Exercise aim: Find and return each line containing "plodů".

(Dataset records)
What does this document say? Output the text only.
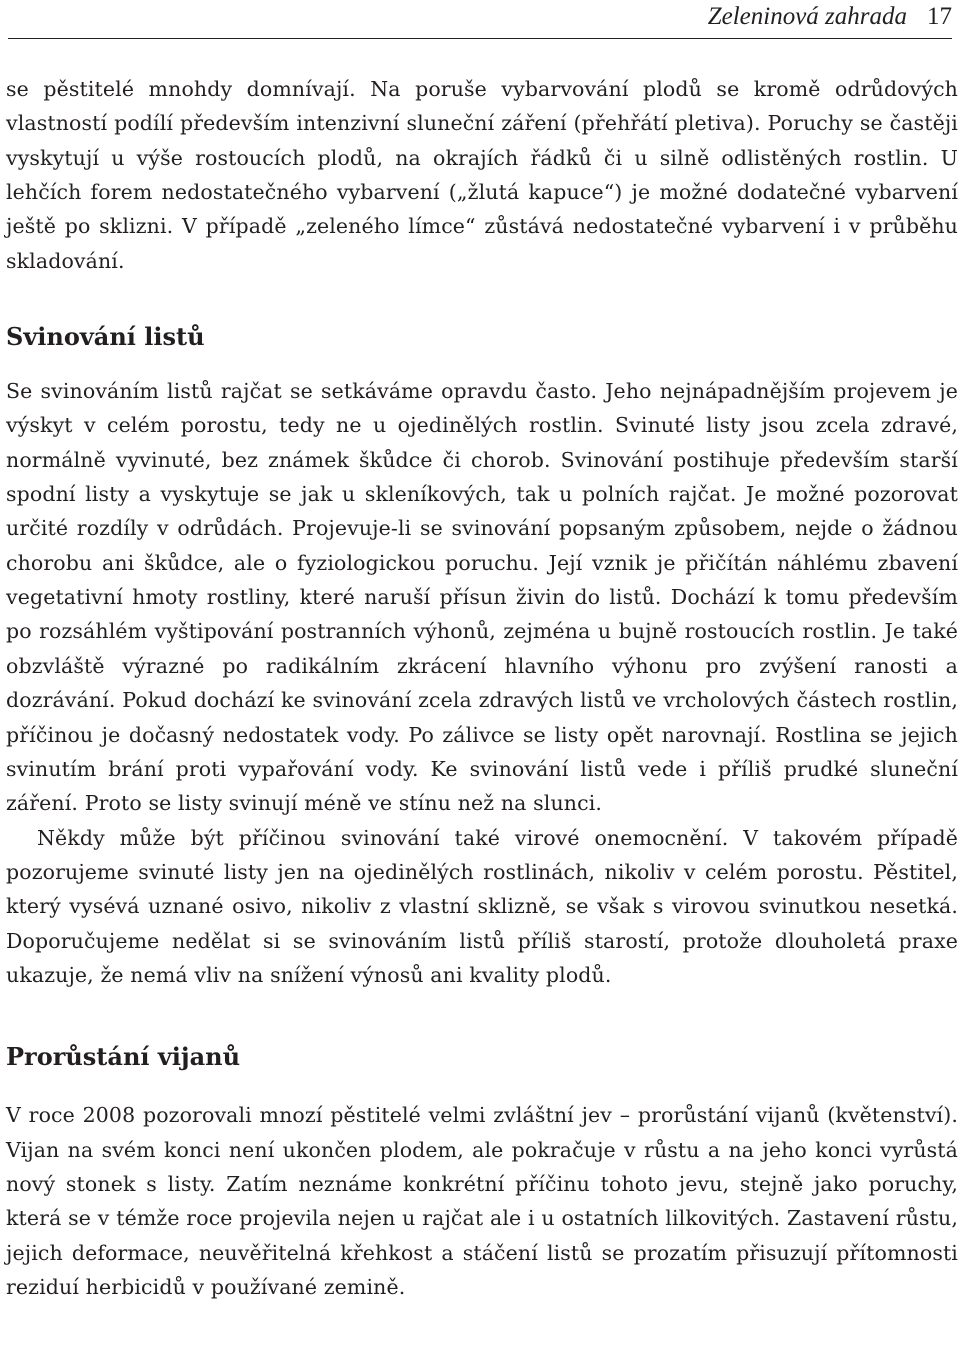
Zeleninová zahrada 17

se pěstitelé mnohdy domnívají. Na poruše vybarvování plodů se kromě odrůdových vlastností podílí především intenzivní sluneční záření (přehřátí pletiva). Poruchy se častěji vyskytují u výše rostoucích plodů, na okrajích řádků či u silně odlistěných rostlin. U lehčích forem nedostatečného vybarvení („žlutá kapuce“) je možné dodatečné vybarvení ještě po sklizni. V případě „zeleného límce“ zůstává nedostatečné vybarvení i v průběhu skladování.

Svinování listů

Se svinováním listů rajčat se setkáváme opravdu často. Jeho nejnápadnějším projevem je výskyt v celém porostu, tedy ne u ojedinělých rostlin. Svinuté listy jsou zcela zdravé, normálně vyvinuté, bez známek škůdce či chorob. Svinování postihuje především starší spodní listy a vyskytuje se jak u skleníkových, tak u polních rajčat. Je možné pozorovat určité rozdíly v odrůdách. Projevuje-li se svinování popsaným způsobem, nejde o žádnou chorobu ani škůdce, ale o fyziologickou poruchu. Její vznik je přičítán náhlému zbavení vegetativní hmoty rostliny, které naruší přísun živin do listů. Dochází k tomu především po rozsáhlém vyštipování postranních výhonů, zejména u bujně rostoucích rostlin. Je také obzvláště výrazné po radikálním zkrácení hlavního výhonu pro zvýšení ranosti a dozrávání. Pokud dochází ke svinování zcela zdravých listů ve vrcholových částech rostlin, příčinou je dočasný nedostatek vody. Po zálivce se listy opět narovnají. Rostlina se jejich svinutím brání proti vypařování vody. Ke svinování listů vede i příliš prudké sluneční záření. Proto se listy svinují méně ve stínu než na slunci.

Někdy může být příčinou svinování také virové onemocnění. V takovém případě pozorujeme svinuté listy jen na ojedinělých rostlinách, nikoliv v celém porostu. Pěstitel, který vysévá uznané osivo, nikoliv z vlastní sklizně, se však s virovou svinutkou nesetká. Doporučujeme nedělat si se svinováním listů příliš starostí, protože dlouholetá praxe ukazuje, že nemá vliv na snížení výnosů ani kvality plodů.

Prorůstání vijanů

V roce 2008 pozorovali mnozí pěstitelé velmi zvláštní jev – prorůstání vijanů (květenství). Vijan na svém konci není ukončen plodem, ale pokračuje v růstu a na jeho konci vyrůstá nový stonek s listy. Zatím neznáme konkrétní příčinu tohoto jevu, stejně jako poruchy, která se v témže roce projevila nejen u rajčat ale i u ostatních lilkovitých. Zastavení růstu, jejich deformace, neuvěřitelná křehkost a stáčení listů se prozatím přisuzují přítomnosti reziduí herbicidů v používané zemině.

Correct answer:
se pěstitelé mnohdy domnívají. Na poruše vybarvování plodů se kromě odrůdových vlastností podílí především intenzivní sluneční záření (přehřátí pletiva). Poruchy se častěji vyskytují u výše rostoucích plodů, na okrajích řádků či u silně odlistěných rostlin. U lehčích forem nedostatečného vybarvení („žlutá kapuce“) je možné dodatečné vybarvení ještě po sklizni. V případě „zeleného límce“ zůstává nedostatečné vybarvení i v průběhu skladování.
Někdy může být příčinou svinování také virové onemocnění. V takovém případě pozorujeme svinuté listy jen na ojedinělých rostlinách, nikoliv v celém porostu. Pěstitel, který vysévá uznané osivo, nikoliv z vlastní sklizně, se však s virovou svinutkou nesetká. Doporučujeme nedělat si se svinováním listů příliš starostí, protože dlouholetá praxe ukazuje, že nemá vliv na snížení výnosů ani kvality plodů.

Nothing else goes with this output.